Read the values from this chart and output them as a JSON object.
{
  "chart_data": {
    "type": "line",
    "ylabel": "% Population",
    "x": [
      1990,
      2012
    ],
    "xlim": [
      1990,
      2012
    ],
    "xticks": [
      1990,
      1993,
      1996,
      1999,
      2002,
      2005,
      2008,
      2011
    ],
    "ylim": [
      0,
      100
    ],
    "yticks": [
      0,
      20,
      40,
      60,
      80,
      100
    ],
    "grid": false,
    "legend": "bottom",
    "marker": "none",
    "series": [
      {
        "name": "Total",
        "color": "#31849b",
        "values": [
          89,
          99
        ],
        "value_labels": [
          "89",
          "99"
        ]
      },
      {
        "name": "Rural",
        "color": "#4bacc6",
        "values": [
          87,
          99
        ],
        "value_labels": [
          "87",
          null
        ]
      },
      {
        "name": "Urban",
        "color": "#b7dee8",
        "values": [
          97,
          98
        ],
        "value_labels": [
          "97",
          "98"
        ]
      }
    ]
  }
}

Aim of the exercise
Copy every line verbatim.

Solution
Read the values from this chart and output them as a JSON object.
{
  "chart_data": {
    "type": "line",
    "ylabel": "% Population",
    "x": [
      1990,
      2012
    ],
    "xlim": [
      1990,
      2012
    ],
    "xticks": [
      1990,
      1993,
      1996,
      1999,
      2002,
      2005,
      2008,
      2011
    ],
    "ylim": [
      0,
      100
    ],
    "yticks": [
      0,
      20,
      40,
      60,
      80,
      100
    ],
    "grid": false,
    "legend": "bottom",
    "marker": "none",
    "series": [
      {
        "name": "Total",
        "color": "#31849b",
        "values": [
          89,
          99
        ],
        "value_labels": [
          "89",
          "99"
        ]
      },
      {
        "name": "Rural",
        "color": "#4bacc6",
        "values": [
          87,
          99
        ],
        "value_labels": [
          "87",
          null
        ]
      },
      {
        "name": "Urban",
        "color": "#b7dee8",
        "values": [
          97,
          98
        ],
        "value_labels": [
          "97",
          "98"
        ]
      }
    ]
  }
}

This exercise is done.